*La consigne*:
Pouvez-vous reproduire à l'identique les lignes des données, du tout début jusqu'à la ligne contenant « Legend: Costa Ricans, Sudanese: Costa », celle-ci comprise ?

(Extrait d'un fichier de données)

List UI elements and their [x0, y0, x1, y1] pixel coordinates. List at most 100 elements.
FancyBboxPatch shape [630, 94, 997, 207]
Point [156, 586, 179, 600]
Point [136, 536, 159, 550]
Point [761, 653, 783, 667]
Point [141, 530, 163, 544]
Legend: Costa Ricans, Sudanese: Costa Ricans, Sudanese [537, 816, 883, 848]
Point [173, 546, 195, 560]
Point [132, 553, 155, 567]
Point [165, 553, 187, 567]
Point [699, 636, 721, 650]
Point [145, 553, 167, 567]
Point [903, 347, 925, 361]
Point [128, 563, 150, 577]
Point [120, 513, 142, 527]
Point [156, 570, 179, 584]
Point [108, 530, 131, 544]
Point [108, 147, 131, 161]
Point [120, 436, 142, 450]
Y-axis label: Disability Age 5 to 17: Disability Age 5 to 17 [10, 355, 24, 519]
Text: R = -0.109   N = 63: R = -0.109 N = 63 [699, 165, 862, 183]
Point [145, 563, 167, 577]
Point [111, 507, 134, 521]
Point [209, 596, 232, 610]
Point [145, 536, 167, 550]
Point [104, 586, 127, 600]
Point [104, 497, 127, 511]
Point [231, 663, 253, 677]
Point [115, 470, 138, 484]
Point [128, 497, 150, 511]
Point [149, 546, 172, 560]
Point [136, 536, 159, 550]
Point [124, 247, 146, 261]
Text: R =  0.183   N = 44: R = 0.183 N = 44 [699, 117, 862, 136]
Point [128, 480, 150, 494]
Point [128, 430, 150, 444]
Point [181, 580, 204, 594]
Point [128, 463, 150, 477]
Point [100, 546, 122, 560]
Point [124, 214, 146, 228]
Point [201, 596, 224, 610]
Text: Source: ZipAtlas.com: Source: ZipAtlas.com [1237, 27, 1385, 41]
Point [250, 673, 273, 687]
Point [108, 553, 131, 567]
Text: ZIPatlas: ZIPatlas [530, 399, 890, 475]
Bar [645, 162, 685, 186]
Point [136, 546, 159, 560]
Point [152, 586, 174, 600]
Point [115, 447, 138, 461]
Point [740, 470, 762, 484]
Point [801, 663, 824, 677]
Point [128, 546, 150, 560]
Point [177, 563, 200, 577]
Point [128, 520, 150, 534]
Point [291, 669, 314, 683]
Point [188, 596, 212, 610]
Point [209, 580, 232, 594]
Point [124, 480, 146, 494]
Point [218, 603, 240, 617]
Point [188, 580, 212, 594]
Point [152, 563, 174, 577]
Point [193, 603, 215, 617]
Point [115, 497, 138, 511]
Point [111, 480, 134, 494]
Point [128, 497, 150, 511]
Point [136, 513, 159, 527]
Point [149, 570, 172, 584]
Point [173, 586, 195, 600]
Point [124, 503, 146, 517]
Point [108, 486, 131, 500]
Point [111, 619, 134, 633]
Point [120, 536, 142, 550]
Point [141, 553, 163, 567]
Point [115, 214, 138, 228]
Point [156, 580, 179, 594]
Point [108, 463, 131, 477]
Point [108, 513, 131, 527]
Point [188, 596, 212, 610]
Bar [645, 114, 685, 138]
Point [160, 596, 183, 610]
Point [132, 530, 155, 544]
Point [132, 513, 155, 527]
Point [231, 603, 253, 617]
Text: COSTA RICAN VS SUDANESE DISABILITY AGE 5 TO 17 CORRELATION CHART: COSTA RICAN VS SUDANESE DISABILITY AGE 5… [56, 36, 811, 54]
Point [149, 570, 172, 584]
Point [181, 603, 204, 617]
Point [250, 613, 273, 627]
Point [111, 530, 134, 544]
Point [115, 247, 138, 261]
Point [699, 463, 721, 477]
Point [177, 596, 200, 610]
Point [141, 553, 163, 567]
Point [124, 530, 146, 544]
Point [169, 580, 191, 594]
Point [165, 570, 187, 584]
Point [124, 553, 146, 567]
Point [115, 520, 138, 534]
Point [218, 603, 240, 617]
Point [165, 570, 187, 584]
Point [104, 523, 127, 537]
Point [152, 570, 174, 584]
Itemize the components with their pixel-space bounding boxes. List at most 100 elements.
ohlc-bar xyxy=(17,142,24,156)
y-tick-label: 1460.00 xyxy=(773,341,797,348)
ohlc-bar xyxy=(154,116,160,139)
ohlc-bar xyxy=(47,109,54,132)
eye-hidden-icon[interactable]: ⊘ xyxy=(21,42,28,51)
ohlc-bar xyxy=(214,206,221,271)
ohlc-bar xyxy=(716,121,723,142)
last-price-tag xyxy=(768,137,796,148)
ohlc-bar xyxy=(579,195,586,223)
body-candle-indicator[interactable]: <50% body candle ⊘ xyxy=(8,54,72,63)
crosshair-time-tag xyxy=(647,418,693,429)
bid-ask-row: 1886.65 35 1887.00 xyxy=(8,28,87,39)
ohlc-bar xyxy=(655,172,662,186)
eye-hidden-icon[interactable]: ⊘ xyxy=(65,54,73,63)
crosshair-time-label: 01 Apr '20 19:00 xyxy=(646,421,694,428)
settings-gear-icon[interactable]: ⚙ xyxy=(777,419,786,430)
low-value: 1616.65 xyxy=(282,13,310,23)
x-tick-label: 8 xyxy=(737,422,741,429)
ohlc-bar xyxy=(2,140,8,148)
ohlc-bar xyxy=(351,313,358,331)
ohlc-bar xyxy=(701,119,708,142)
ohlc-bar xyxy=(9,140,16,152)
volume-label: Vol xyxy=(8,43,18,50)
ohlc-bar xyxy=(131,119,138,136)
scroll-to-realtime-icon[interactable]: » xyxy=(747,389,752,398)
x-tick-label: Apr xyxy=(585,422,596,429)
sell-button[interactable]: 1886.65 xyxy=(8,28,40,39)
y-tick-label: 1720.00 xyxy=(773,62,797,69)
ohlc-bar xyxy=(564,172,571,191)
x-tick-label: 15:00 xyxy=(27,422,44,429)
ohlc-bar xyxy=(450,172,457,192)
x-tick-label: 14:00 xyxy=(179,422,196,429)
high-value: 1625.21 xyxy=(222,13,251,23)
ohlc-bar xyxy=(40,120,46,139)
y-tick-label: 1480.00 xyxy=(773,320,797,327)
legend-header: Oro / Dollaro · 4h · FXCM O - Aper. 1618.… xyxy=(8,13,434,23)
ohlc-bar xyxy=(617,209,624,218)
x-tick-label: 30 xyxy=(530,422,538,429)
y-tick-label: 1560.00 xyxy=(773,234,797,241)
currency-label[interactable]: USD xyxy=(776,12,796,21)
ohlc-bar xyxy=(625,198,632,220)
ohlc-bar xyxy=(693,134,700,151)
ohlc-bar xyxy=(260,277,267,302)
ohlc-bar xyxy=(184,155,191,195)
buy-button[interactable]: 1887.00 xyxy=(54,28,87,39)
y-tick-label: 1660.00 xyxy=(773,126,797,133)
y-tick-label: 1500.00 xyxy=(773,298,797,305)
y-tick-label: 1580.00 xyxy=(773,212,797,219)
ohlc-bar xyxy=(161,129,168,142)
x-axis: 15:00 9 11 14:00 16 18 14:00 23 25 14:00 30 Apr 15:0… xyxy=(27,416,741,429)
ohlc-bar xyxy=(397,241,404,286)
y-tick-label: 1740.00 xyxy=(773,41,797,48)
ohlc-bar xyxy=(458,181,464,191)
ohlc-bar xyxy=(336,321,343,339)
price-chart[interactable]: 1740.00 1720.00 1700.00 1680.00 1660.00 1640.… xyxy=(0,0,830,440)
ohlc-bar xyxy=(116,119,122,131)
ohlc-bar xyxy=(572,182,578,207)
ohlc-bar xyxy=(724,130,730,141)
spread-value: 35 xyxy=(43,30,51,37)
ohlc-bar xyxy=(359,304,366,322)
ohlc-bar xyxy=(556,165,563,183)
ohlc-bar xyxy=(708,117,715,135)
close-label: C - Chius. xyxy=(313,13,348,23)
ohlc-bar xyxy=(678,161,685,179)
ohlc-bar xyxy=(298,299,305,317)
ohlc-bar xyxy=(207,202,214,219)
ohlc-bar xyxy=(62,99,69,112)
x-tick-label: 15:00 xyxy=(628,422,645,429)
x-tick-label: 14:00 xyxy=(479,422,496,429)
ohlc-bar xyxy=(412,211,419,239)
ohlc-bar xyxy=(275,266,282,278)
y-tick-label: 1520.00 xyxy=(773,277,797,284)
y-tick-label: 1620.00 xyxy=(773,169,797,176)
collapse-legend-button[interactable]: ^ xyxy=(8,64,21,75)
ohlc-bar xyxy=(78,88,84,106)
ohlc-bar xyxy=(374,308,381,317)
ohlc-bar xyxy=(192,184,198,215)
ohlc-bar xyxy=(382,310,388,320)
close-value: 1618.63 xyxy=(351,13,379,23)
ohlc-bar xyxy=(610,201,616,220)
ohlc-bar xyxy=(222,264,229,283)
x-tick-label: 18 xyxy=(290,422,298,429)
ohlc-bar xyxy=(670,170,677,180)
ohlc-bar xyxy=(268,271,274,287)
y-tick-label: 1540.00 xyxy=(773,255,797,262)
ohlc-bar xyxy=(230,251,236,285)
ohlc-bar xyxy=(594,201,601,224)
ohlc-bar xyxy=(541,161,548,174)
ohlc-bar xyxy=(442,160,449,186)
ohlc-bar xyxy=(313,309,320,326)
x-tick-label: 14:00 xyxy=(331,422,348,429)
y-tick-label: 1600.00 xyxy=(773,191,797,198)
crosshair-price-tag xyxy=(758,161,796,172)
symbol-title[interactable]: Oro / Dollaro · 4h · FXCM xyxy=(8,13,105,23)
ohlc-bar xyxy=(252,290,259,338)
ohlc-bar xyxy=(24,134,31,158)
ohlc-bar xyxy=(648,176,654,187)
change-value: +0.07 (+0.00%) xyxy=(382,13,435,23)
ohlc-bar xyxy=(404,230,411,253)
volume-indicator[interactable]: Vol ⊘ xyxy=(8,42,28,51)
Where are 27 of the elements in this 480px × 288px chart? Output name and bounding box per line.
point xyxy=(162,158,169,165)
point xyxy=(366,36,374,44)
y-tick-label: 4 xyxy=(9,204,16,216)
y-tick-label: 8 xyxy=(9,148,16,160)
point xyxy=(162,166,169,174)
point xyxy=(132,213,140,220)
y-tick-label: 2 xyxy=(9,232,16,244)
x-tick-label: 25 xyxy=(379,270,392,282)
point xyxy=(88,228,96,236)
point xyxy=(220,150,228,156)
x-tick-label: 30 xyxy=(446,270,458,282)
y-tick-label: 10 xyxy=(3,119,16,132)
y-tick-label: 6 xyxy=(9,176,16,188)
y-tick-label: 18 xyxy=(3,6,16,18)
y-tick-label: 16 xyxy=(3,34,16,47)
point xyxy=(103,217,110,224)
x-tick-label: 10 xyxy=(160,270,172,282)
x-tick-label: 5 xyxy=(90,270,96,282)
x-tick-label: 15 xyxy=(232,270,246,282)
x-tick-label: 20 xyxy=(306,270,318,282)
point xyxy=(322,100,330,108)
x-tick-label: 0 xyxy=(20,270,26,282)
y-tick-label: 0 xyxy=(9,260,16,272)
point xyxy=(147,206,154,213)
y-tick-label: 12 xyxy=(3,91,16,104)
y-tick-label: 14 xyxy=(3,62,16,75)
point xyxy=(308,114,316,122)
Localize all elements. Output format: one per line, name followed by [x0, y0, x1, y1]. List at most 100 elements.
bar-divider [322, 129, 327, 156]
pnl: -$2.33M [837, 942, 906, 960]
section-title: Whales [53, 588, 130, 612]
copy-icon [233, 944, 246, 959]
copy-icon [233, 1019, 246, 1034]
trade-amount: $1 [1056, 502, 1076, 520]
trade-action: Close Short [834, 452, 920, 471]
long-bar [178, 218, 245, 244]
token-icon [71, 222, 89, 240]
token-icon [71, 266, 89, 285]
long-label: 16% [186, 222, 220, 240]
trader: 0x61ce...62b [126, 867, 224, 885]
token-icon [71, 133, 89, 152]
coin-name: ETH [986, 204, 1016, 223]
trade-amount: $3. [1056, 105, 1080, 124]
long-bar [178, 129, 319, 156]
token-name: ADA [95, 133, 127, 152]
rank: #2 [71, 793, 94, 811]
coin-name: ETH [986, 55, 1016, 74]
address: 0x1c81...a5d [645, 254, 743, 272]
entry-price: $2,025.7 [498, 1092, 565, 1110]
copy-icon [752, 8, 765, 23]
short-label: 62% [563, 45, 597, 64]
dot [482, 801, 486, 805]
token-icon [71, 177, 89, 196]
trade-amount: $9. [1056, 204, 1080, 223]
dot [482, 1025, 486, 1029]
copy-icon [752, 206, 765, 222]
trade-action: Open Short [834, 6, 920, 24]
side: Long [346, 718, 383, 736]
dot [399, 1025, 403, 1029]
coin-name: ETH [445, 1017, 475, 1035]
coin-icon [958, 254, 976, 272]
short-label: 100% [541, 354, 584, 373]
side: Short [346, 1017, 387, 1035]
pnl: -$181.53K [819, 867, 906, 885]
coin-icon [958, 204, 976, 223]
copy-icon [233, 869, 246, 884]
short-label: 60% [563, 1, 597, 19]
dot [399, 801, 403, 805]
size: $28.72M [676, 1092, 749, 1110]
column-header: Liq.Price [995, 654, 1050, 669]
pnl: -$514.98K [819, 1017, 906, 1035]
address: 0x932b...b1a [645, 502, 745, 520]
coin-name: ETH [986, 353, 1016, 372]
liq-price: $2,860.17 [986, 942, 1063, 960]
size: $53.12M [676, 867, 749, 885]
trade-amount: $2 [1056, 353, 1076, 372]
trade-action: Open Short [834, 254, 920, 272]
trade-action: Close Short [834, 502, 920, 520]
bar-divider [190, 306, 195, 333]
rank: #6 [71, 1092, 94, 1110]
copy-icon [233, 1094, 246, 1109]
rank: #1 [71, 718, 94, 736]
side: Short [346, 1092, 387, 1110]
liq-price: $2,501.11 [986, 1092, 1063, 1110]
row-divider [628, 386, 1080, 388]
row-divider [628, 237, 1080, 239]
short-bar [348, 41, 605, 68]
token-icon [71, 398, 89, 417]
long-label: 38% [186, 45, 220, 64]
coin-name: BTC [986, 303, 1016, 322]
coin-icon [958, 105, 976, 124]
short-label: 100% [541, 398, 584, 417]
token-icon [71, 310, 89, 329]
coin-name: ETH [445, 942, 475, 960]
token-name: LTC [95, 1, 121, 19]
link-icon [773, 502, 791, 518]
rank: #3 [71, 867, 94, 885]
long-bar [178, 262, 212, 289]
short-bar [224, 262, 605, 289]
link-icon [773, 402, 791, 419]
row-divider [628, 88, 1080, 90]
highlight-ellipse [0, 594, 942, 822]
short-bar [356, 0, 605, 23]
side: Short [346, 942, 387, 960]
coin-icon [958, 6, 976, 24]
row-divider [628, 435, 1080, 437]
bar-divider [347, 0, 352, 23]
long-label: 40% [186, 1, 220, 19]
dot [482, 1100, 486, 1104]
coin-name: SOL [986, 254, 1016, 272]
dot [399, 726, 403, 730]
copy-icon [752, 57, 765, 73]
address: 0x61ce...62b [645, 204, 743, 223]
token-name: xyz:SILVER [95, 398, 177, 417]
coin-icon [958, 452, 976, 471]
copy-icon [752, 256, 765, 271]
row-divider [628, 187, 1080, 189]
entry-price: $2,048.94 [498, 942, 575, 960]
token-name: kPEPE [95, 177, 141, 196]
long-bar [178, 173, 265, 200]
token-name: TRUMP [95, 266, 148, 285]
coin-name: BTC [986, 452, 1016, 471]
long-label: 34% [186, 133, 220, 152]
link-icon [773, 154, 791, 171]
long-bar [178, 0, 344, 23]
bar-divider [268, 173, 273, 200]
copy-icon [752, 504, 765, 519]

*Réponse complète*:
List UI elements and their [x0, y0, x1, y1] pixel coordinates. List at most 100 elements.
FancyBboxPatch shape [630, 94, 997, 207]
Point [156, 586, 179, 600]
Point [136, 536, 159, 550]
Point [761, 653, 783, 667]
Point [141, 530, 163, 544]
Legend: Costa Ricans, Sudanese: Costa Ricans, Sudanese [537, 816, 883, 848]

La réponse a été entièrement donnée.